### Problem to work on
Turn everything from the start of the items down to the line that contains "legend-label: Accuracy (74, 8, 132, 24)" into a Markdown table with two columns, Number and Entry, giving each line its row number and skipping any blank lines.

### Dataset extract

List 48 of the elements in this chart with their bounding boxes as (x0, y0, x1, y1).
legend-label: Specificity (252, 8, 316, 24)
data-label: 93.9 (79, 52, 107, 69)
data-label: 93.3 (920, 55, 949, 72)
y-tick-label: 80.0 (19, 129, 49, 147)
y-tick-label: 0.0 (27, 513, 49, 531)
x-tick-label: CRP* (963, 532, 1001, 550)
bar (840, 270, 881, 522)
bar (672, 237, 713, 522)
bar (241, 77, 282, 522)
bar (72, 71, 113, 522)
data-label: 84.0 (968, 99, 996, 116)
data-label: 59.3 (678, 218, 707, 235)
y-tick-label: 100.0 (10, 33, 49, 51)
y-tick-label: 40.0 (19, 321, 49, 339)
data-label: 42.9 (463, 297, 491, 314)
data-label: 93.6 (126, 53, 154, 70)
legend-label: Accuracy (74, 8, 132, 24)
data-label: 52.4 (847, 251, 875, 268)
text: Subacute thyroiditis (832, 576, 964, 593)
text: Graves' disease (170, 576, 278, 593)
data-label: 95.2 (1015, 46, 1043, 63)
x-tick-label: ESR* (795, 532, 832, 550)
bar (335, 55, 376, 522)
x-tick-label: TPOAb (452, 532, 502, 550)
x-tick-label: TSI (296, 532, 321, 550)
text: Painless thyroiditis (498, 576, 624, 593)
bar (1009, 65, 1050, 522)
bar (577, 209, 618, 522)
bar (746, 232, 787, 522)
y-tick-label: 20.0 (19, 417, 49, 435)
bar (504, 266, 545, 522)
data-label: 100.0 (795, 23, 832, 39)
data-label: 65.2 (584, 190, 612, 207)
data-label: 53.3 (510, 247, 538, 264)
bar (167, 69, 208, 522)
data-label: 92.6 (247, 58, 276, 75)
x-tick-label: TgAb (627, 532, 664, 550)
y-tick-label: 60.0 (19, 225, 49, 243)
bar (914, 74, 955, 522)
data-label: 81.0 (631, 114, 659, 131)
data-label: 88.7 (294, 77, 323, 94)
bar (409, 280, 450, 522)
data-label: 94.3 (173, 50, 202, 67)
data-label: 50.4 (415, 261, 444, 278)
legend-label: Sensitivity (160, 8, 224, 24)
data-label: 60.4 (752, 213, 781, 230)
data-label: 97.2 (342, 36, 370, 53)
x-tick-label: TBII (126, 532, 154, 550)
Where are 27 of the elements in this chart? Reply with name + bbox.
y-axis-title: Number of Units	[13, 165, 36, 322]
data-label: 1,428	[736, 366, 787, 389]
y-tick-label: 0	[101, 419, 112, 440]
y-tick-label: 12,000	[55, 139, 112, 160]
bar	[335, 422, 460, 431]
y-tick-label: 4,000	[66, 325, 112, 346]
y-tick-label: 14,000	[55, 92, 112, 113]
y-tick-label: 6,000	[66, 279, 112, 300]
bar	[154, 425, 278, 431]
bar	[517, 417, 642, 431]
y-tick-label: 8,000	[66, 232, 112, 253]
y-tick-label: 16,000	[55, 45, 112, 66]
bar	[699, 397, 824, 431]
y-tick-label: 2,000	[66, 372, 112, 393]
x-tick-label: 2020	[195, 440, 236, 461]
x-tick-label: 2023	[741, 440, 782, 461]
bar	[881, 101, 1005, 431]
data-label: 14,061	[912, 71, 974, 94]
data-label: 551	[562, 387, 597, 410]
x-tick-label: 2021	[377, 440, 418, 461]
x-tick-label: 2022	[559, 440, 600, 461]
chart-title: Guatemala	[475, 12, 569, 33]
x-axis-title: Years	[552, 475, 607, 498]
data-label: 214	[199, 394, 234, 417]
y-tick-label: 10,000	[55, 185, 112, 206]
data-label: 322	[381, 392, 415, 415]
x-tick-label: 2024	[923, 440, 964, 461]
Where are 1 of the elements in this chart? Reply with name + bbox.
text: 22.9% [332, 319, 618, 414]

### Problem solution
| Number | Entry |
|---|---|
| 1 | List 48 of the elements in this chart with their bounding boxes as (x0, y0, x1, y1). |
| 2 | legend-label: Specificity (252, 8, 316, 24) |
| 3 | data-label: 93.9 (79, 52, 107, 69) |
| 4 | data-label: 93.3 (920, 55, 949, 72) |
| 5 | y-tick-label: 80.0 (19, 129, 49, 147) |
| 6 | y-tick-label: 0.0 (27, 513, 49, 531) |
| 7 | x-tick-label: CRP* (963, 532, 1001, 550) |
| 8 | bar (840, 270, 881, 522) |
| 9 | bar (672, 237, 713, 522) |
| 10 | bar (241, 77, 282, 522) |
| 11 | bar (72, 71, 113, 522) |
| 12 | data-label: 84.0 (968, 99, 996, 116) |
| 13 | data-label: 59.3 (678, 218, 707, 235) |
| 14 | y-tick-label: 100.0 (10, 33, 49, 51) |
| 15 | y-tick-label: 40.0 (19, 321, 49, 339) |
| 16 | data-label: 42.9 (463, 297, 491, 314) |
| 17 | data-label: 93.6 (126, 53, 154, 70) |
| 18 | legend-label: Accuracy (74, 8, 132, 24) |